───── DATI FORNITI ─────
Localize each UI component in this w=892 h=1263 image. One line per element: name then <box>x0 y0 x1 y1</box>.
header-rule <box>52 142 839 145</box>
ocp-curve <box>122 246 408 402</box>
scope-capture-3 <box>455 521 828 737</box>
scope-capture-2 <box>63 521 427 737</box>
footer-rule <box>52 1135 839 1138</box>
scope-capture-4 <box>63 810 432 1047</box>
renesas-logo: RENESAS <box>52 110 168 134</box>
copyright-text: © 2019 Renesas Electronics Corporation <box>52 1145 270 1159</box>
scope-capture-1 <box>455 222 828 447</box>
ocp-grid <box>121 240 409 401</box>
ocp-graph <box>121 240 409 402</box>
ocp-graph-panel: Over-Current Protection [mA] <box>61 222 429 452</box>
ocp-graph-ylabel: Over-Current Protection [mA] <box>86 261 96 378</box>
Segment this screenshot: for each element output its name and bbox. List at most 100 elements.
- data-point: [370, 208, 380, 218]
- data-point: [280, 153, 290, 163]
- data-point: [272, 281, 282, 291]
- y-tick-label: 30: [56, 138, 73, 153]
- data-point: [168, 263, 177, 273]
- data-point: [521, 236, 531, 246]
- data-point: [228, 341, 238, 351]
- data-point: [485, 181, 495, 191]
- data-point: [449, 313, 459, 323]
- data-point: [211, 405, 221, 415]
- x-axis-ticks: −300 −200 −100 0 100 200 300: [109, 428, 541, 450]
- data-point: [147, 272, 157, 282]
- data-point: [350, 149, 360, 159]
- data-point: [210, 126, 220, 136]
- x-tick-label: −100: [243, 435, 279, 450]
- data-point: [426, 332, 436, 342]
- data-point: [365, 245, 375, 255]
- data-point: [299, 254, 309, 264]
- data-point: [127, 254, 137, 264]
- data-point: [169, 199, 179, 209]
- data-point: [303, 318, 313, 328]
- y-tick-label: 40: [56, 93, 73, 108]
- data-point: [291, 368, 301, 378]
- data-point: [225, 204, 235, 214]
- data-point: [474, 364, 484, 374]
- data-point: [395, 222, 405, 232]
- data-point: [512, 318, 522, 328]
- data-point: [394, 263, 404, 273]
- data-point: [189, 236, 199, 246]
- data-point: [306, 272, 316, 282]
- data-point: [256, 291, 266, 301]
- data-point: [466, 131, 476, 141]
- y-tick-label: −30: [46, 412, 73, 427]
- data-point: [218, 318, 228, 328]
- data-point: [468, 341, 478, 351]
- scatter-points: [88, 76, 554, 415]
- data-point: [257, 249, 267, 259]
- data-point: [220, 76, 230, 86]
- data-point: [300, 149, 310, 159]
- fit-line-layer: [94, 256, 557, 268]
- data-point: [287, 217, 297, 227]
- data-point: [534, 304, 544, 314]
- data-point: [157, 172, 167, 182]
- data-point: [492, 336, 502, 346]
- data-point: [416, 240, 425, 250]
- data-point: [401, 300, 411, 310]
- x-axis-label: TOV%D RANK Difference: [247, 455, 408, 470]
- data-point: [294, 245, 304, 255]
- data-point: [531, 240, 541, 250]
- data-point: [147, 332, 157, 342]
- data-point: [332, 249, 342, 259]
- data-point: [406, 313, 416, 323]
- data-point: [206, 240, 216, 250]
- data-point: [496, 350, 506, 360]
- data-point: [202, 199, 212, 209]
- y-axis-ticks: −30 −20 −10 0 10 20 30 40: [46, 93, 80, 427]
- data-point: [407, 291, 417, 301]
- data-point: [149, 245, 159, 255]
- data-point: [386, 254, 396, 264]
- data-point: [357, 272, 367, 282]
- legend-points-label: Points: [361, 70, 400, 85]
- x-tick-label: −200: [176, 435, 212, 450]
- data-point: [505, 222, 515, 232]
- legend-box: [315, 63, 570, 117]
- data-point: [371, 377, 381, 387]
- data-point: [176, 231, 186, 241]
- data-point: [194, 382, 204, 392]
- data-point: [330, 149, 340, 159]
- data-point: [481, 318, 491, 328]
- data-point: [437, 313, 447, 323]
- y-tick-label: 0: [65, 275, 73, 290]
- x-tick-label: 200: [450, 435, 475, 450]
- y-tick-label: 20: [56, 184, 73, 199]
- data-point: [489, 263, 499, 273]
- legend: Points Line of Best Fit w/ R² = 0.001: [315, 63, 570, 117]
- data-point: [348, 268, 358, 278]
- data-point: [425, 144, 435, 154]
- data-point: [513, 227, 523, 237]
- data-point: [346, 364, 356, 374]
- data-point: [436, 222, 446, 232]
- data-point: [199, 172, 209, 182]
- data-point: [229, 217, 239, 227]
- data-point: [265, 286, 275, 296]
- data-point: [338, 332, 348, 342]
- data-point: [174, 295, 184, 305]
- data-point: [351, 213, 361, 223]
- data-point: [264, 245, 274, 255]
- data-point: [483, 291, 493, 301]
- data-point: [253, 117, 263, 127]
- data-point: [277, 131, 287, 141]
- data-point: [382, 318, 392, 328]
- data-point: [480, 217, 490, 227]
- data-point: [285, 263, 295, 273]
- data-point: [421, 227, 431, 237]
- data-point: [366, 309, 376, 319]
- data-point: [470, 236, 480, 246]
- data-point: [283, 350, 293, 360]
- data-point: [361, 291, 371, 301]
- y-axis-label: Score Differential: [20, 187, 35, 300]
─────
LAVORO RICHIESTO >>
Ricopia tutti i dati cambiando "data-point" in "marker", senza modificare nient'altro.

RISPOSTA FINALE >>
Localize each UI component in this w=892 h=1263 image. One line per element: name then <box>x0 y0 x1 y1</box>.
header-rule <box>52 142 839 145</box>
ocp-curve <box>122 246 408 402</box>
scope-capture-3 <box>455 521 828 737</box>
scope-capture-2 <box>63 521 427 737</box>
footer-rule <box>52 1135 839 1138</box>
scope-capture-4 <box>63 810 432 1047</box>
renesas-logo: RENESAS <box>52 110 168 134</box>
copyright-text: © 2019 Renesas Electronics Corporation <box>52 1145 270 1159</box>
scope-capture-1 <box>455 222 828 447</box>
ocp-grid <box>121 240 409 401</box>
ocp-graph <box>121 240 409 402</box>
ocp-graph-panel: Over-Current Protection [mA] <box>61 222 429 452</box>
ocp-graph-ylabel: Over-Current Protection [mA] <box>86 261 96 378</box>
Segment this screenshot: for each element output its name and bbox. List at most 100 elements.
- marker: [370, 208, 380, 218]
- marker: [280, 153, 290, 163]
- marker: [272, 281, 282, 291]
- y-tick-label: 30: [56, 138, 73, 153]
- marker: [168, 263, 177, 273]
- marker: [521, 236, 531, 246]
- marker: [228, 341, 238, 351]
- marker: [485, 181, 495, 191]
- marker: [449, 313, 459, 323]
- marker: [211, 405, 221, 415]
- x-axis-ticks: −300 −200 −100 0 100 200 300: [109, 428, 541, 450]
- marker: [147, 272, 157, 282]
- marker: [350, 149, 360, 159]
- marker: [210, 126, 220, 136]
- x-tick-label: −100: [243, 435, 279, 450]
- marker: [426, 332, 436, 342]
- marker: [365, 245, 375, 255]
- marker: [299, 254, 309, 264]
- marker: [127, 254, 137, 264]
- marker: [169, 199, 179, 209]
- marker: [303, 318, 313, 328]
- y-tick-label: 40: [56, 93, 73, 108]
- marker: [291, 368, 301, 378]
- marker: [225, 204, 235, 214]
- marker: [474, 364, 484, 374]
- marker: [395, 222, 405, 232]
- marker: [512, 318, 522, 328]
- marker: [394, 263, 404, 273]
- marker: [189, 236, 199, 246]
- marker: [306, 272, 316, 282]
- marker: [256, 291, 266, 301]
- marker: [466, 131, 476, 141]
- y-tick-label: −30: [46, 412, 73, 427]
- marker: [218, 318, 228, 328]
- marker: [468, 341, 478, 351]
- scatter-points: [88, 76, 554, 415]
- marker: [257, 249, 267, 259]
- marker: [220, 76, 230, 86]
- marker: [300, 149, 310, 159]
- fit-line-layer: [94, 256, 557, 268]
- marker: [287, 217, 297, 227]
- marker: [534, 304, 544, 314]
- marker: [157, 172, 167, 182]
- marker: [492, 336, 502, 346]
- marker: [416, 240, 425, 250]
- marker: [401, 300, 411, 310]
- x-axis-label: TOV%D RANK Difference: [247, 455, 408, 470]
- marker: [294, 245, 304, 255]
- marker: [531, 240, 541, 250]
- marker: [147, 332, 157, 342]
- marker: [332, 249, 342, 259]
- marker: [406, 313, 416, 323]
- marker: [206, 240, 216, 250]
- marker: [496, 350, 506, 360]
- marker: [202, 199, 212, 209]
- y-axis-ticks: −30 −20 −10 0 10 20 30 40: [46, 93, 80, 427]
- marker: [407, 291, 417, 301]
- marker: [149, 245, 159, 255]
- marker: [386, 254, 396, 264]
- marker: [357, 272, 367, 282]
- legend-points-label: Points: [361, 70, 400, 85]
- x-tick-label: −200: [176, 435, 212, 450]
- marker: [505, 222, 515, 232]
- legend-box: [315, 63, 570, 117]
- marker: [371, 377, 381, 387]
- marker: [176, 231, 186, 241]
- marker: [194, 382, 204, 392]
- marker: [330, 149, 340, 159]
- marker: [481, 318, 491, 328]
- marker: [437, 313, 447, 323]
- y-tick-label: 0: [65, 275, 73, 290]
- x-tick-label: 200: [450, 435, 475, 450]
- y-tick-label: 20: [56, 184, 73, 199]
- marker: [489, 263, 499, 273]
- legend: Points Line of Best Fit w/ R² = 0.001: [315, 63, 570, 117]
- marker: [348, 268, 358, 278]
- marker: [425, 144, 435, 154]
- marker: [513, 227, 523, 237]
- marker: [346, 364, 356, 374]
- marker: [436, 222, 446, 232]
- marker: [199, 172, 209, 182]
- marker: [229, 217, 239, 227]
- marker: [265, 286, 275, 296]
- marker: [338, 332, 348, 342]
- marker: [174, 295, 184, 305]
- marker: [351, 213, 361, 223]
- marker: [264, 245, 274, 255]
- marker: [483, 291, 493, 301]
- marker: [253, 117, 263, 127]
- marker: [277, 131, 287, 141]
- marker: [382, 318, 392, 328]
- marker: [480, 217, 490, 227]
- marker: [285, 263, 295, 273]
- marker: [421, 227, 431, 237]
- marker: [366, 309, 376, 319]
- marker: [470, 236, 480, 246]
- marker: [283, 350, 293, 360]
- marker: [361, 291, 371, 301]
- y-axis-label: Score Differential: [20, 187, 35, 300]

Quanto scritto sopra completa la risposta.